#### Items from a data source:
* * * * *
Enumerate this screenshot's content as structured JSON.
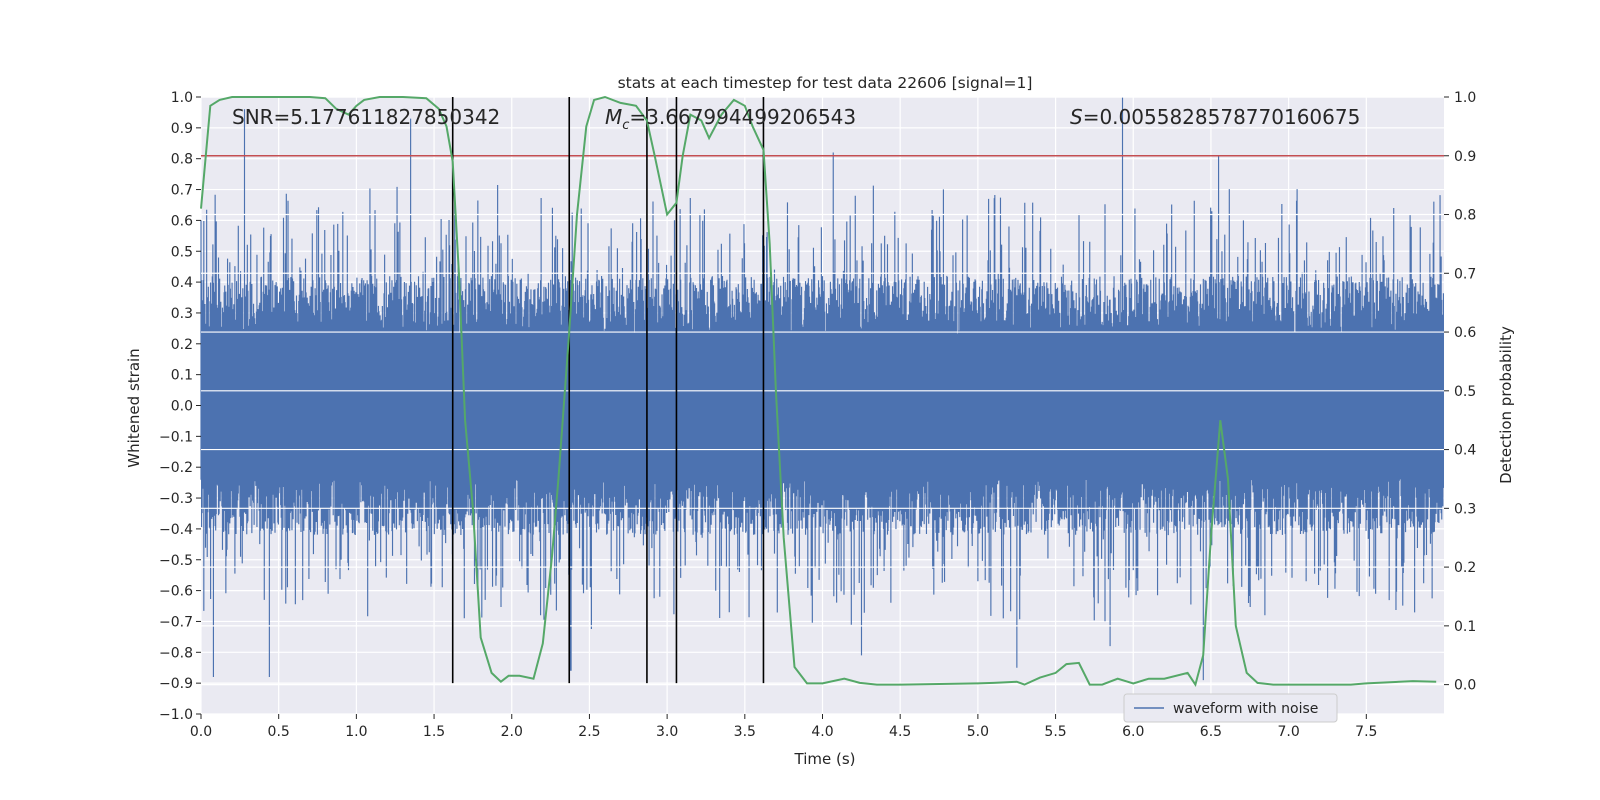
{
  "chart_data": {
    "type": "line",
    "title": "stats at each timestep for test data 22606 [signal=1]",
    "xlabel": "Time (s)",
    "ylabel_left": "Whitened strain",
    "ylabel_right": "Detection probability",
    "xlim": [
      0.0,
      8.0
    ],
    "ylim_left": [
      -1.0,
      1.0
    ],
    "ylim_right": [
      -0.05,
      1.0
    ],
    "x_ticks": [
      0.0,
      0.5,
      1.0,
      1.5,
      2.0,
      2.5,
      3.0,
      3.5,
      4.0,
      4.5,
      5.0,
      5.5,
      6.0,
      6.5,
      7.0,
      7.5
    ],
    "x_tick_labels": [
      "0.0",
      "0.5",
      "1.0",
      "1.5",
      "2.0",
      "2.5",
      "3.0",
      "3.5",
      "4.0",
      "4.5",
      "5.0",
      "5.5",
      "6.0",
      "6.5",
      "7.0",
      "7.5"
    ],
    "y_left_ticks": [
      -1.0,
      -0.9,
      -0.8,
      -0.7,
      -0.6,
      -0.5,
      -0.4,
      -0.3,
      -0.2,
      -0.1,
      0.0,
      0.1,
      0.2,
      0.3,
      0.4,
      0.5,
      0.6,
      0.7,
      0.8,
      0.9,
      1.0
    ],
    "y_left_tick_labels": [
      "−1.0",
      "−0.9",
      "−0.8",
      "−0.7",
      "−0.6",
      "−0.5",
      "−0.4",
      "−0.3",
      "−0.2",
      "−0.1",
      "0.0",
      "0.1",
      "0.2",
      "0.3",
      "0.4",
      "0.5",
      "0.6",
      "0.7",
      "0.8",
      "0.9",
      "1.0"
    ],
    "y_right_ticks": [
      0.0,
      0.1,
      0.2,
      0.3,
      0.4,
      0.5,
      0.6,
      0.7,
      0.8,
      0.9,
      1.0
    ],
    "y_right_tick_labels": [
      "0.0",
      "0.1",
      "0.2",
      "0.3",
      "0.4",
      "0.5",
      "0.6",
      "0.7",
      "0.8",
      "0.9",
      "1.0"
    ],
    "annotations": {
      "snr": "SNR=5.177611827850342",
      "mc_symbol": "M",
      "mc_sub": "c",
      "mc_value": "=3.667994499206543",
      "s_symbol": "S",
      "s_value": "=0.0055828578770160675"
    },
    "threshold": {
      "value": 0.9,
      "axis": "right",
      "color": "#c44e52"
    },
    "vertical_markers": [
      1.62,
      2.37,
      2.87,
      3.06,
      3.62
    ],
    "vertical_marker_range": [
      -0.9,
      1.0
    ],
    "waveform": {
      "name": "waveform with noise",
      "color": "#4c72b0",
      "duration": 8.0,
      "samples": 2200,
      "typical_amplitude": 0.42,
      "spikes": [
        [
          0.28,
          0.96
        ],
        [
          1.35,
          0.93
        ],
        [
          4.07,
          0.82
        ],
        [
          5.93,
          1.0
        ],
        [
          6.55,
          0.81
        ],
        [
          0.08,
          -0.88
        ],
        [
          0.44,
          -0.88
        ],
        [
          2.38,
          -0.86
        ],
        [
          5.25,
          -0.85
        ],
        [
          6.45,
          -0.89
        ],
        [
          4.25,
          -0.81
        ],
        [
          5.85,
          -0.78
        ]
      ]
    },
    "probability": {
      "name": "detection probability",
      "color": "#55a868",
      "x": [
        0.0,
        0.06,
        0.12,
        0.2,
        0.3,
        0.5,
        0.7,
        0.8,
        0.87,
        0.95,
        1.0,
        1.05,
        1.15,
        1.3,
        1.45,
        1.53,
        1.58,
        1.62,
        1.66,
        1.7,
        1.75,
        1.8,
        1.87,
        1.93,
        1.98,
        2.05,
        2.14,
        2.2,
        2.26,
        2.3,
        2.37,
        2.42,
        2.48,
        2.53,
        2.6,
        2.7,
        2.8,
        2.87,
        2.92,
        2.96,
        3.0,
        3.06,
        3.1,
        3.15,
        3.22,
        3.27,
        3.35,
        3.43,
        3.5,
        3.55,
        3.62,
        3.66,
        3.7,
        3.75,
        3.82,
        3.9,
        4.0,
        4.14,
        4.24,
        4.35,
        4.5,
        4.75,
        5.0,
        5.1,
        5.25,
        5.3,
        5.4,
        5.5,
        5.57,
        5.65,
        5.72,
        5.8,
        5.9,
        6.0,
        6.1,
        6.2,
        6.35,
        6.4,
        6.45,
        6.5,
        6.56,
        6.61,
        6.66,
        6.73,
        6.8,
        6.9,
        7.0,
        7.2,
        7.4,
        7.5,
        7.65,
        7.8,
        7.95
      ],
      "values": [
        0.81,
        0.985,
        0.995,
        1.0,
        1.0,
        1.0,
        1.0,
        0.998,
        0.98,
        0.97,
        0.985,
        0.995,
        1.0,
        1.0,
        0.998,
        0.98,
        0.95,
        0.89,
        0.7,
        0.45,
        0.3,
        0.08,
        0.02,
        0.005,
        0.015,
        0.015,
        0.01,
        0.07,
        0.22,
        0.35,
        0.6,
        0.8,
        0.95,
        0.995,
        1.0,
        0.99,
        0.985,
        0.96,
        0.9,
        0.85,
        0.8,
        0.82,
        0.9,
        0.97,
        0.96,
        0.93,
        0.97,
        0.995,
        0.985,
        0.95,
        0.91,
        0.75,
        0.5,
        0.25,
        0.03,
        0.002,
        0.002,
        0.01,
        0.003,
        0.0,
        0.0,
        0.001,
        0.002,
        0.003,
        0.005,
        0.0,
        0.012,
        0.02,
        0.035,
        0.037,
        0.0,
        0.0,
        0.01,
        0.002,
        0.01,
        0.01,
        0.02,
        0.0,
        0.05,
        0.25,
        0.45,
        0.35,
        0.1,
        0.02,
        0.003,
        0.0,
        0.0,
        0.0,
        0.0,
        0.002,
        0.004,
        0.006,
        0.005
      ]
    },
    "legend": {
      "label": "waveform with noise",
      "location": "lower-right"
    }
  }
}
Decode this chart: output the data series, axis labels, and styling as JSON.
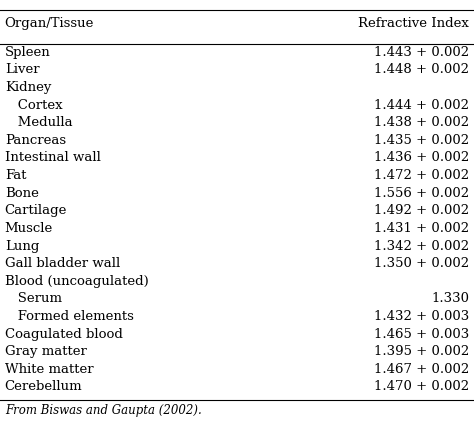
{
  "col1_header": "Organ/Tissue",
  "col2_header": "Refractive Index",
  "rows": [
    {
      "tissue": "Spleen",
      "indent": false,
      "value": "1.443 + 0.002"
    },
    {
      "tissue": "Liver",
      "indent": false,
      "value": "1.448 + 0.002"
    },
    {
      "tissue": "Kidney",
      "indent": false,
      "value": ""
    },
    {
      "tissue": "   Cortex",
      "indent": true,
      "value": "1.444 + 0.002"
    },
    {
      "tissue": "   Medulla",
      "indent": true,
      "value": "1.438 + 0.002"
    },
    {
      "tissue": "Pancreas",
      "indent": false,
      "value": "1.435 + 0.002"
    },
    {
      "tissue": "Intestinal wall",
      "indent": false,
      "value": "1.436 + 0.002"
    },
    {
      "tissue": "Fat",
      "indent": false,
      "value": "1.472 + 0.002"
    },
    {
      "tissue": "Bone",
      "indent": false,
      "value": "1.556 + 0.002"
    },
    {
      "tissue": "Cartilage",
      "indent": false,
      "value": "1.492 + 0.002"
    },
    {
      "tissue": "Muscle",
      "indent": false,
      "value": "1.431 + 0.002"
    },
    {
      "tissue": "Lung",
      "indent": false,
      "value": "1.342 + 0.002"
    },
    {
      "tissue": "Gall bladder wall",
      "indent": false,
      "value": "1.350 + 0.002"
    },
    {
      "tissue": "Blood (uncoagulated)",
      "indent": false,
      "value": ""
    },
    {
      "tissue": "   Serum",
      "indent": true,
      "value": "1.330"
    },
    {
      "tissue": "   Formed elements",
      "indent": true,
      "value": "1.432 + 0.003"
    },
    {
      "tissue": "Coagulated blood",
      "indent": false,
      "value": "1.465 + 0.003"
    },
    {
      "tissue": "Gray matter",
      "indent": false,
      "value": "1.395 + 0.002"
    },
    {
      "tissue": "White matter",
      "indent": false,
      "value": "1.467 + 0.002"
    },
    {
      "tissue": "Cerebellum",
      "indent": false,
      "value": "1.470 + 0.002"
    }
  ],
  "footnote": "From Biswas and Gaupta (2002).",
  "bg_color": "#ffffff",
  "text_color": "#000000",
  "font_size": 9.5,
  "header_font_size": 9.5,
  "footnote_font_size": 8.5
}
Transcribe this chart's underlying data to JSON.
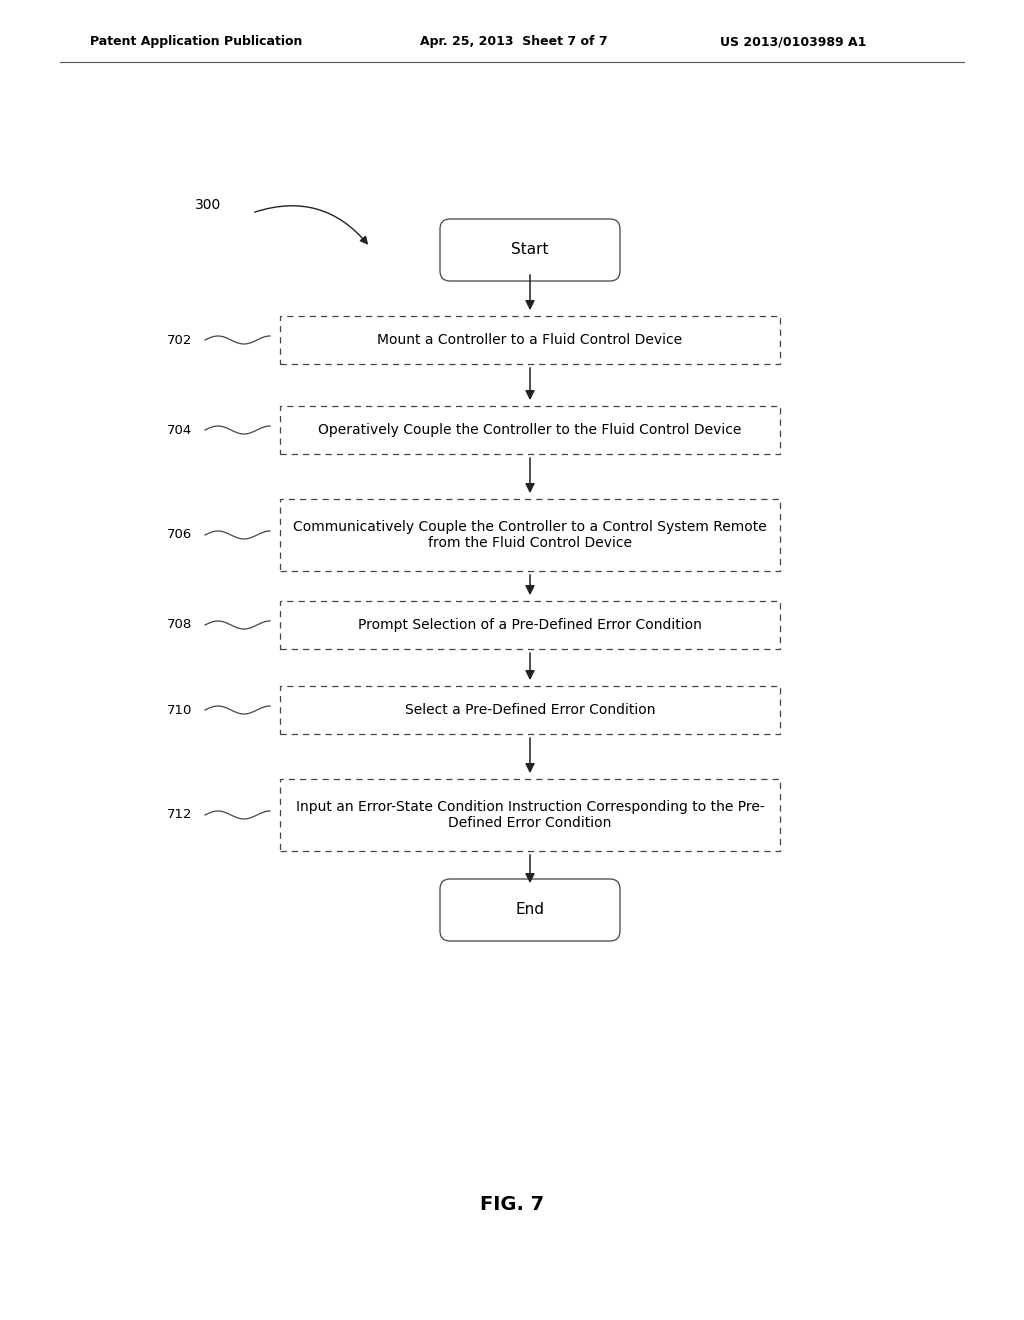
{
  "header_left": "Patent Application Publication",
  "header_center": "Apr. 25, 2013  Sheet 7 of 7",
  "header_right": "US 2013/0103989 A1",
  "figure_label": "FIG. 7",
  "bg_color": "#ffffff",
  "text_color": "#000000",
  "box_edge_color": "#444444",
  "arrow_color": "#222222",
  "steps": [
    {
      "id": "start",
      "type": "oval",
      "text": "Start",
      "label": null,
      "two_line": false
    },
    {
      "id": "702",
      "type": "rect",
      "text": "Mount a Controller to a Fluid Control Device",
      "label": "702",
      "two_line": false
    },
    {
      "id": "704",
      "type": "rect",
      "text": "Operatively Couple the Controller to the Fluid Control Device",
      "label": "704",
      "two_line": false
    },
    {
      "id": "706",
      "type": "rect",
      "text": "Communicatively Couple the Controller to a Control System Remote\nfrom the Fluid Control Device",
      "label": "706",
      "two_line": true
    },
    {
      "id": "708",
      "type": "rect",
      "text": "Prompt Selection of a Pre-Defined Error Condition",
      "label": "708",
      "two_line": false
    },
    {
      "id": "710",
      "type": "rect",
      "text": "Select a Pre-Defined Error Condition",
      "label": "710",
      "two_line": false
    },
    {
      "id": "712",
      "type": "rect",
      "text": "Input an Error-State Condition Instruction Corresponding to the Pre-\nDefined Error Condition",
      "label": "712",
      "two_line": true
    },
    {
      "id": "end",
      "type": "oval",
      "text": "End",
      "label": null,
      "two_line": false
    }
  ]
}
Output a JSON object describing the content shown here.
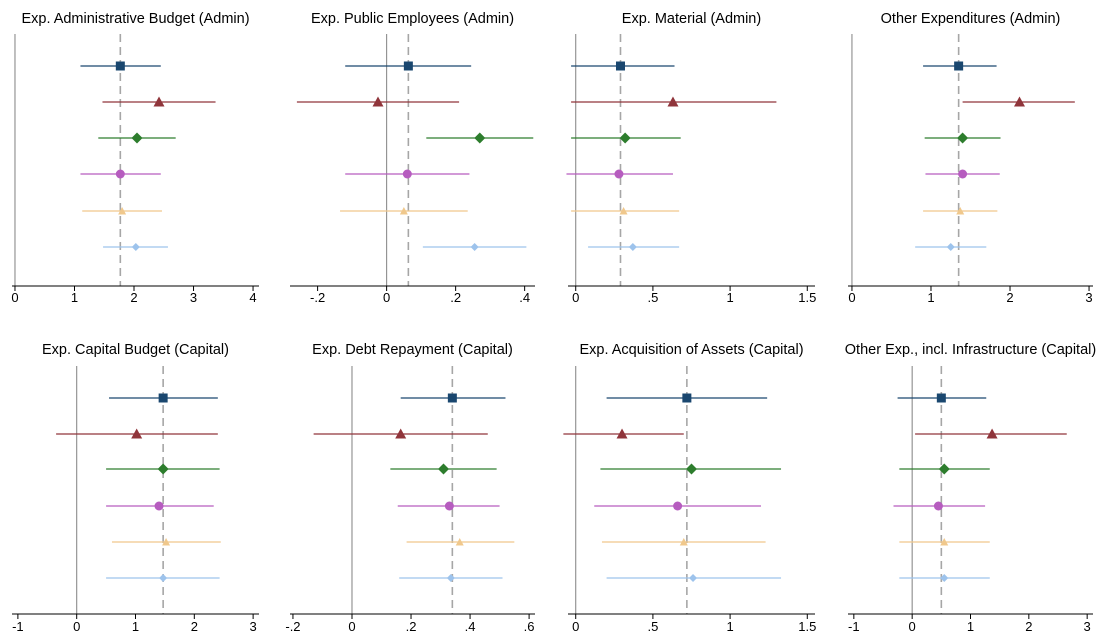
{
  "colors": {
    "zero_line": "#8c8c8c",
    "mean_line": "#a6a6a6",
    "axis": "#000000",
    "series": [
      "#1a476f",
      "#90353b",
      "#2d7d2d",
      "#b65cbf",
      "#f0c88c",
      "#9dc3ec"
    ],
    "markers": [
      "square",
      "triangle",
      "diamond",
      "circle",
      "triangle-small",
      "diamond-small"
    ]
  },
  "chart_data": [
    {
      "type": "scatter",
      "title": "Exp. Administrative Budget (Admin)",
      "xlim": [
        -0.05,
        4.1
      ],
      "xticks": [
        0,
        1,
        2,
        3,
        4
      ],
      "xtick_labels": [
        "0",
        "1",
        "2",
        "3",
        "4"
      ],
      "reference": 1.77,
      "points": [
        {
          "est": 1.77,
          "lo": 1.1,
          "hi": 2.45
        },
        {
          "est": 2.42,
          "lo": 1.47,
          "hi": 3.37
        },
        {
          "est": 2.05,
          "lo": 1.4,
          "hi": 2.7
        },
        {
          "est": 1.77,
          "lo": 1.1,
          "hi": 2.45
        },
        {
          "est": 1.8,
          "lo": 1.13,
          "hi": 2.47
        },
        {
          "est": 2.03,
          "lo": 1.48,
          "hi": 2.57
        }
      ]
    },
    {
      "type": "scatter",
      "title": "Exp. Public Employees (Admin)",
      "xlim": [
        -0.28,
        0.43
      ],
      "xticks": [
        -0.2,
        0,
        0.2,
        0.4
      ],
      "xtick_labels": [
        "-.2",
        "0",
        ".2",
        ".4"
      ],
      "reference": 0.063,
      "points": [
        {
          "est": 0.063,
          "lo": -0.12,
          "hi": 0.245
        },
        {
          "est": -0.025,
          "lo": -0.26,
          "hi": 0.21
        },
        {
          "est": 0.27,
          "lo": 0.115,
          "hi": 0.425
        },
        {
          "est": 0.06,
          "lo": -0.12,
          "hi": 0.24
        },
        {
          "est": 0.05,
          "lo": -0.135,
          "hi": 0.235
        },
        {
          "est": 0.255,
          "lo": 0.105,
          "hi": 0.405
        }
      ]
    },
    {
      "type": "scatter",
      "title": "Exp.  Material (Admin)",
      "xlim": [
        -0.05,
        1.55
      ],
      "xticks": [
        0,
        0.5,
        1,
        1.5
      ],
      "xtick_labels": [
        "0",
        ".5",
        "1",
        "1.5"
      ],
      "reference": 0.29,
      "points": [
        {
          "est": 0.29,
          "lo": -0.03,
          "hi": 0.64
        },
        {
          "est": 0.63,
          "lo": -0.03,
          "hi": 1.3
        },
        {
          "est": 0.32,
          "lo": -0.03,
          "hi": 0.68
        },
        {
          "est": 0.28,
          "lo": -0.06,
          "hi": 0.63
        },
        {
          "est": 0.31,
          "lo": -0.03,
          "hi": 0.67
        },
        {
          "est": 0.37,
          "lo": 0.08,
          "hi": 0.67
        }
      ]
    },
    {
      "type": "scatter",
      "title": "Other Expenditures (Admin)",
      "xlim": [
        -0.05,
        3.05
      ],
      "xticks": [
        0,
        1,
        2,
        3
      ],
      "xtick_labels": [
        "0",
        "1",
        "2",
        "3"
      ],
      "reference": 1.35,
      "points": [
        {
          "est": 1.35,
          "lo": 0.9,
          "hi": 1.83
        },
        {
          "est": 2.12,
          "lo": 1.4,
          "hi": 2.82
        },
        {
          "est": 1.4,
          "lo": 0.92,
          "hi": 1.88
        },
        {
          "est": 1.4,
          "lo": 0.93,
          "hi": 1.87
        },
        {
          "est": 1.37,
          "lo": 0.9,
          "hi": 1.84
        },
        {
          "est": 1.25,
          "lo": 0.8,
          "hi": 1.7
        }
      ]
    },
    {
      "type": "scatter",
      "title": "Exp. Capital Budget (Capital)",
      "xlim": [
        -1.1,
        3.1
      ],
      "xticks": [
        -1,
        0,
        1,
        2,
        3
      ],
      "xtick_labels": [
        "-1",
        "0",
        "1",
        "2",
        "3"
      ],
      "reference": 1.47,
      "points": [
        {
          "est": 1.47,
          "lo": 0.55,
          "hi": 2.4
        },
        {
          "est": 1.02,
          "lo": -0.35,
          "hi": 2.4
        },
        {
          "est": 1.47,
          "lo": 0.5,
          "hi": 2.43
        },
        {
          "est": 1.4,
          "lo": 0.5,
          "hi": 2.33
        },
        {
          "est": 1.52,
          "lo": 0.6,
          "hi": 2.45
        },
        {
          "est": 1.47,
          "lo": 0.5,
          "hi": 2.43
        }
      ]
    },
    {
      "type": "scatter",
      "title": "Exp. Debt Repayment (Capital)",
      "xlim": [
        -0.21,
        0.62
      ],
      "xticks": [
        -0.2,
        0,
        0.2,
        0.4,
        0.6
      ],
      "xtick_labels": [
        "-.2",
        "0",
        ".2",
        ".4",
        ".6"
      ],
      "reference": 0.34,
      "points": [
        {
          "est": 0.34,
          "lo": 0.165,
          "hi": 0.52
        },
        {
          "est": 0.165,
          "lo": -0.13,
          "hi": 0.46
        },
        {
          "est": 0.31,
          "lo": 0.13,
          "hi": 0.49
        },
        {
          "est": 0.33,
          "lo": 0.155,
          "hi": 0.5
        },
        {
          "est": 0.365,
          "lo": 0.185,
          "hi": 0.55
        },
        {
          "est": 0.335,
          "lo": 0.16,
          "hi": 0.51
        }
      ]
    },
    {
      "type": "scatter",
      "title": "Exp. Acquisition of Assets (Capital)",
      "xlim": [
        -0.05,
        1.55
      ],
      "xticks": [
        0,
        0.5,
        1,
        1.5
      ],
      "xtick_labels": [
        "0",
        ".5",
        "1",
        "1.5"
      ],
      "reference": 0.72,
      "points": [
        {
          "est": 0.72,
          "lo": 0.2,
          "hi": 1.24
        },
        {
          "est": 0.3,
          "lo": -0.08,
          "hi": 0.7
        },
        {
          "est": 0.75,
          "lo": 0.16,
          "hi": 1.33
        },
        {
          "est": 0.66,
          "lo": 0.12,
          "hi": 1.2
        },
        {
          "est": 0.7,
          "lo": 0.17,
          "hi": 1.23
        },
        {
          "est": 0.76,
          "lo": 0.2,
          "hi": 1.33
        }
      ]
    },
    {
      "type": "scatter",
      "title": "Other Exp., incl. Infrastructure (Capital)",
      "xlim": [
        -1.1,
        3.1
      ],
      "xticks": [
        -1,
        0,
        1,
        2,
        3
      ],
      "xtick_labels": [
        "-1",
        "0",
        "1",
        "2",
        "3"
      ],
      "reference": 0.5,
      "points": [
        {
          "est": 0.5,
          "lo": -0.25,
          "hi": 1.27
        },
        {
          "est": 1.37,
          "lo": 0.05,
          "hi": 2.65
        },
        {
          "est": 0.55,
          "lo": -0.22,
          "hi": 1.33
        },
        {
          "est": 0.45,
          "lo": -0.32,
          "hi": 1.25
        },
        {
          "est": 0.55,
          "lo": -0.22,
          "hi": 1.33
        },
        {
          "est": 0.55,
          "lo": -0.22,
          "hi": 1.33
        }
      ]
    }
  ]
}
* * * * *
#### GOAL OF THE EXERCISE:
Scan the material above for the string "series" and report each line where you find it.

#### SOLUTION TO THIS EXERCISE:
Decode this chart: output the data series, axis labels, and styling as JSON.
    "series": [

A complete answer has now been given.